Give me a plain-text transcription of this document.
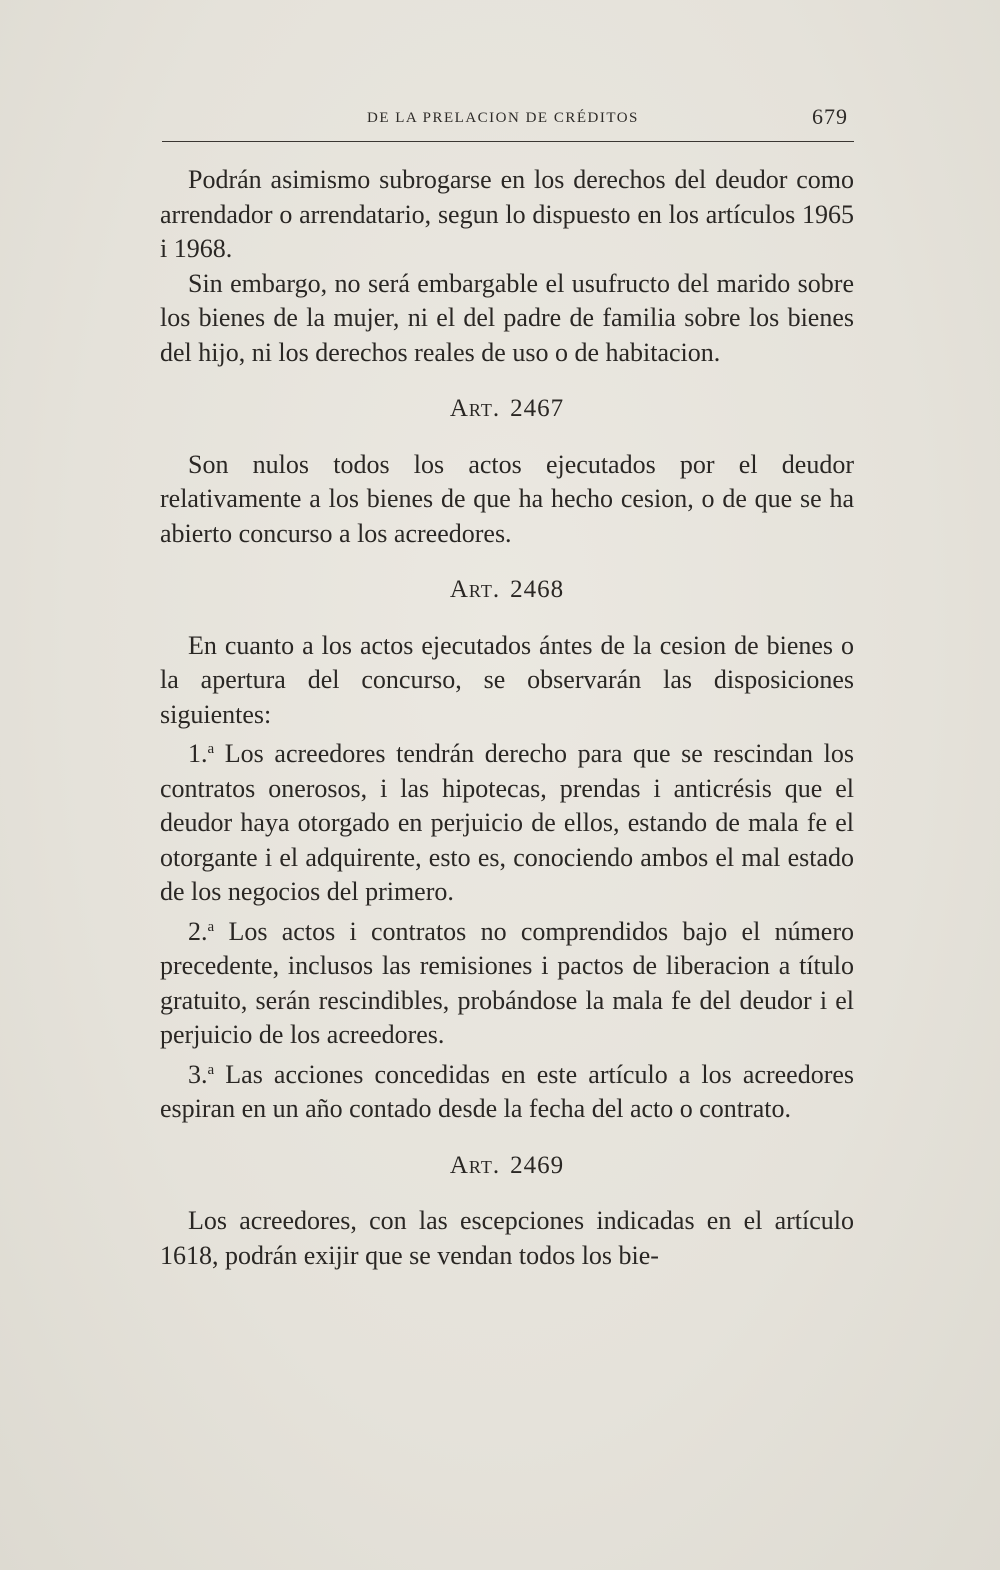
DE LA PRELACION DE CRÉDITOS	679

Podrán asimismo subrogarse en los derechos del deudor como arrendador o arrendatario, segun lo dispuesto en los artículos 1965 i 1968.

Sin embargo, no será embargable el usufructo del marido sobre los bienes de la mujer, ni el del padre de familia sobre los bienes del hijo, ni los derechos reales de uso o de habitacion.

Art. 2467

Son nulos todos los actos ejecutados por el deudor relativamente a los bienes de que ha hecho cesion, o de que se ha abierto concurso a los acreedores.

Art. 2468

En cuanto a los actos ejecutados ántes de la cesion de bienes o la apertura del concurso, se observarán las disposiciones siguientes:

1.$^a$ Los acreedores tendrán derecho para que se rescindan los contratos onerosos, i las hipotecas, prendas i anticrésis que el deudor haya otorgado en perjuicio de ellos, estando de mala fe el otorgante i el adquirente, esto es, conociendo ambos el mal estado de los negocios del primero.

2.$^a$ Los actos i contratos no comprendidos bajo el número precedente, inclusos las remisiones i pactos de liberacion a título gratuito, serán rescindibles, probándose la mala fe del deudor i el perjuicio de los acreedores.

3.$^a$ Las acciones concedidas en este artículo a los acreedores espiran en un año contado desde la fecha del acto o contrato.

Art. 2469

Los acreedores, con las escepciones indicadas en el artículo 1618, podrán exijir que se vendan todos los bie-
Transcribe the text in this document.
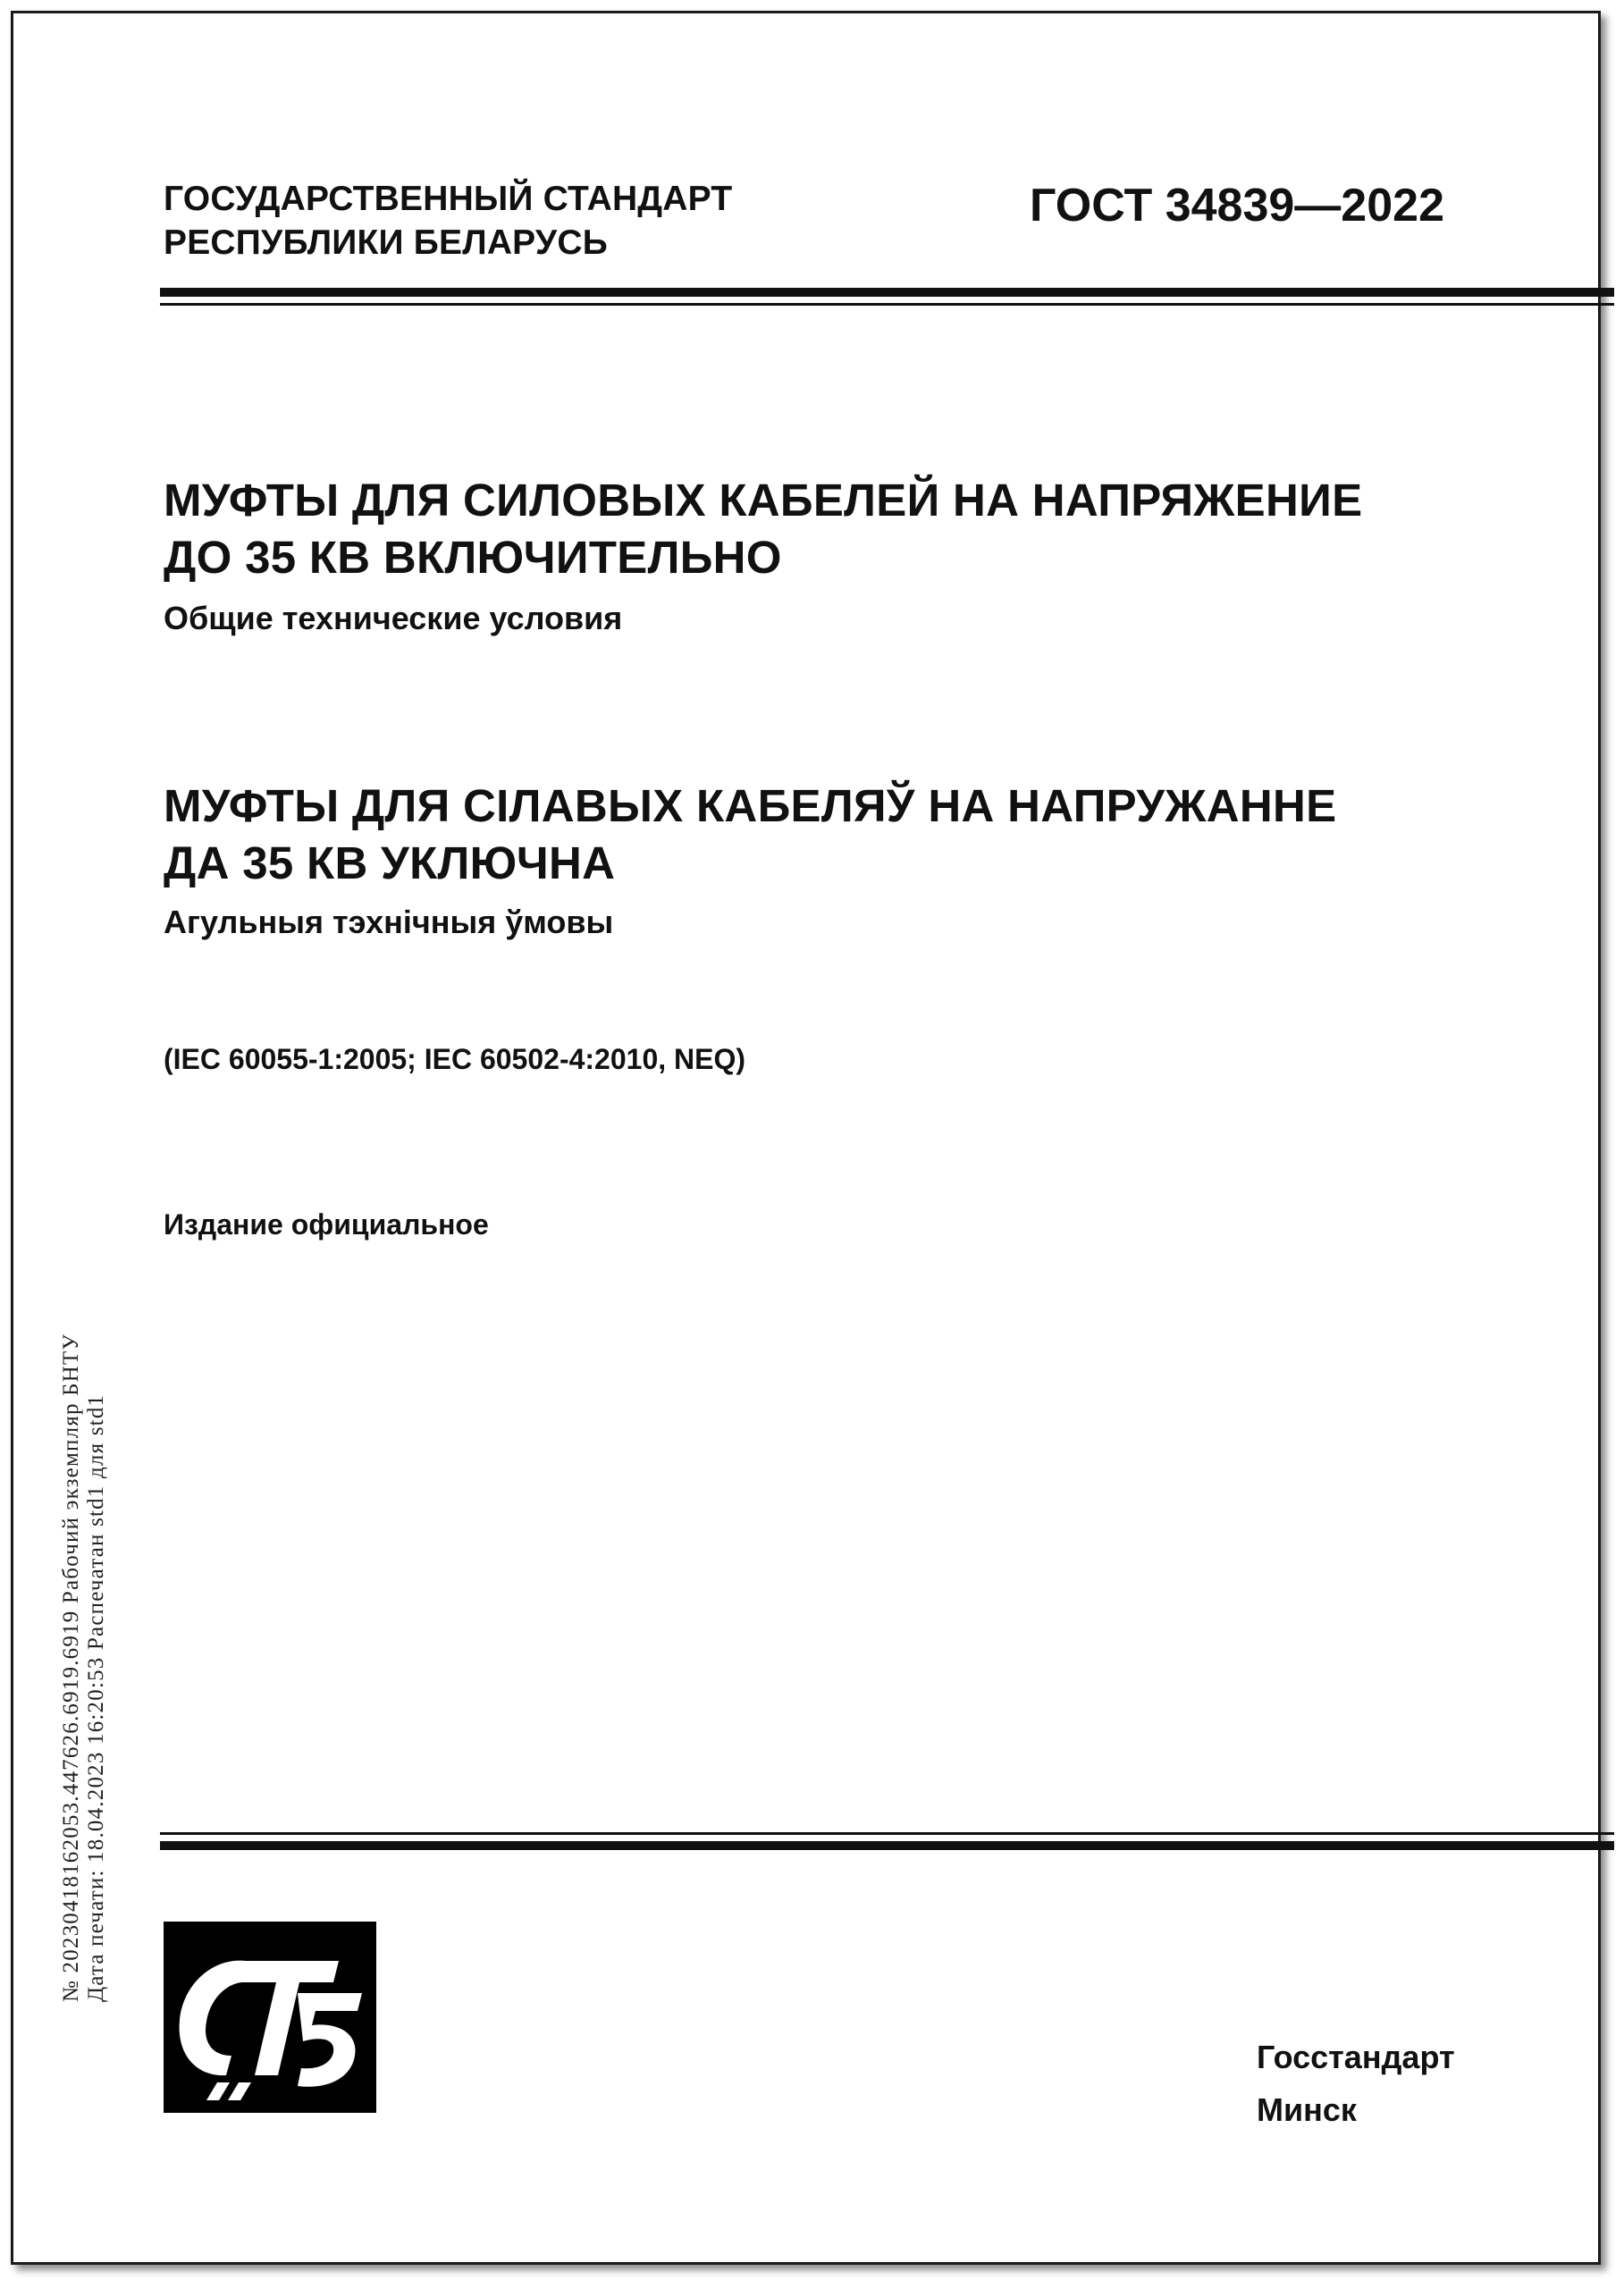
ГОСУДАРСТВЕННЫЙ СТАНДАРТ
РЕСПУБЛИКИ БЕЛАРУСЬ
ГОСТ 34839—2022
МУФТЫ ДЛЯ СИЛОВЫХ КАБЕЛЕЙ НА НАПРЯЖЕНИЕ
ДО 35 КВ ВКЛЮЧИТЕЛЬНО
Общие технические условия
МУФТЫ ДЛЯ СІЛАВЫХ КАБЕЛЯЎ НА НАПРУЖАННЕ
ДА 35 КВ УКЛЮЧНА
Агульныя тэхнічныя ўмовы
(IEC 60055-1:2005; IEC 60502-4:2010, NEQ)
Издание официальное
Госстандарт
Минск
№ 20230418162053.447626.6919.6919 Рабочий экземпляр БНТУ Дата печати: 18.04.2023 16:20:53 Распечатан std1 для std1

### Request
Quote the records in their entirety, keeping the wording exact and excluding pictures.

### The answer
Give me a plain-text transcription of this document.
DE LA PRELACION DE CRÉDITOS	679

Podrán asimismo subrogarse en los derechos del deudor como arrendador o arrendatario, segun lo dispuesto en los artículos 1965 i 1968.

Sin embargo, no será embargable el usufructo del marido sobre los bienes de la mujer, ni el del padre de familia sobre los bienes del hijo, ni los derechos reales de uso o de habitacion.

Art. 2467

Son nulos todos los actos ejecutados por el deudor relativamente a los bienes de que ha hecho cesion, o de que se ha abierto concurso a los acreedores.

Art. 2468

En cuanto a los actos ejecutados ántes de la cesion de bienes o la apertura del concurso, se observarán las disposiciones siguientes:

1.$^a$ Los acreedores tendrán derecho para que se rescindan los contratos onerosos, i las hipotecas, prendas i anticrésis que el deudor haya otorgado en perjuicio de ellos, estando de mala fe el otorgante i el adquirente, esto es, conociendo ambos el mal estado de los negocios del primero.

2.$^a$ Los actos i contratos no comprendidos bajo el número precedente, inclusos las remisiones i pactos de liberacion a título gratuito, serán rescindibles, probándose la mala fe del deudor i el perjuicio de los acreedores.

3.$^a$ Las acciones concedidas en este artículo a los acreedores espiran en un año contado desde la fecha del acto o contrato.

Art. 2469

Los acreedores, con las escepciones indicadas en el artículo 1618, podrán exijir que se vendan todos los bie-
Transcribe the text in this document.
ГОСУДАРСТВЕННЫЙ СТАНДАРТ
РЕСПУБЛИКИ БЕЛАРУСЬ
ГОСТ 34839—2022
МУФТЫ ДЛЯ СИЛОВЫХ КАБЕЛЕЙ НА НАПРЯЖЕНИЕ
ДО 35 КВ ВКЛЮЧИТЕЛЬНО
Общие технические условия
МУФТЫ ДЛЯ СІЛАВЫХ КАБЕЛЯЎ НА НАПРУЖАННЕ
ДА 35 КВ УКЛЮЧНА
Агульныя тэхнічныя ўмовы
(IEC 60055-1:2005; IEC 60502-4:2010, NEQ)
Издание официальное
Госстандарт
Минск
№ 20230418162053.447626.6919.6919 Рабочий экземпляр БНТУ Дата печати: 18.04.2023 16:20:53 Распечатан std1 для std1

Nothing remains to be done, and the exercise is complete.